___ Material to process ___

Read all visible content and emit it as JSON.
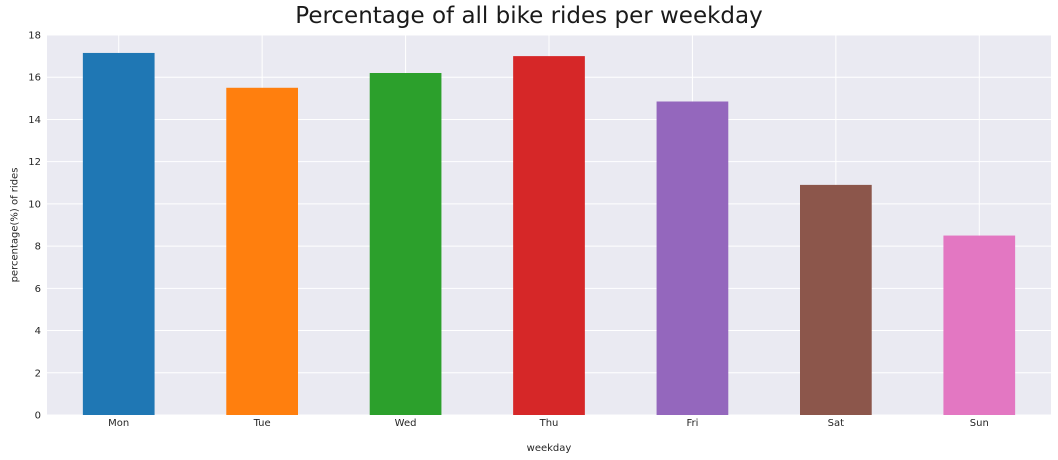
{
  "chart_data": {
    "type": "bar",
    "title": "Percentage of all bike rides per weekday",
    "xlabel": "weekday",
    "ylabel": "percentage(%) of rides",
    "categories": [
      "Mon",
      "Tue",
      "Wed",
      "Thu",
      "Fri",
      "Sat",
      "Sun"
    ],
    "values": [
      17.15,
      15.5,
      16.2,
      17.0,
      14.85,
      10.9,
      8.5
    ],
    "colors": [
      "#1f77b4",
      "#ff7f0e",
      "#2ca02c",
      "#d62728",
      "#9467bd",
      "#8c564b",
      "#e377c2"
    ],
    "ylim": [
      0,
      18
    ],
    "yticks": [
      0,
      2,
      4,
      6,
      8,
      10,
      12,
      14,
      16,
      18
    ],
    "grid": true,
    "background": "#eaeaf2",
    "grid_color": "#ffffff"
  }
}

___

**To be done:**
Extract all the entries word for word; omit any pictures.

**Output for this task:**
Read all visible content and emit it as JSON.
{
  "chart_data": {
    "type": "bar",
    "title": "Percentage of all bike rides per weekday",
    "xlabel": "weekday",
    "ylabel": "percentage(%) of rides",
    "categories": [
      "Mon",
      "Tue",
      "Wed",
      "Thu",
      "Fri",
      "Sat",
      "Sun"
    ],
    "values": [
      17.15,
      15.5,
      16.2,
      17.0,
      14.85,
      10.9,
      8.5
    ],
    "colors": [
      "#1f77b4",
      "#ff7f0e",
      "#2ca02c",
      "#d62728",
      "#9467bd",
      "#8c564b",
      "#e377c2"
    ],
    "ylim": [
      0,
      18
    ],
    "yticks": [
      0,
      2,
      4,
      6,
      8,
      10,
      12,
      14,
      16,
      18
    ],
    "grid": true,
    "background": "#eaeaf2",
    "grid_color": "#ffffff"
  }
}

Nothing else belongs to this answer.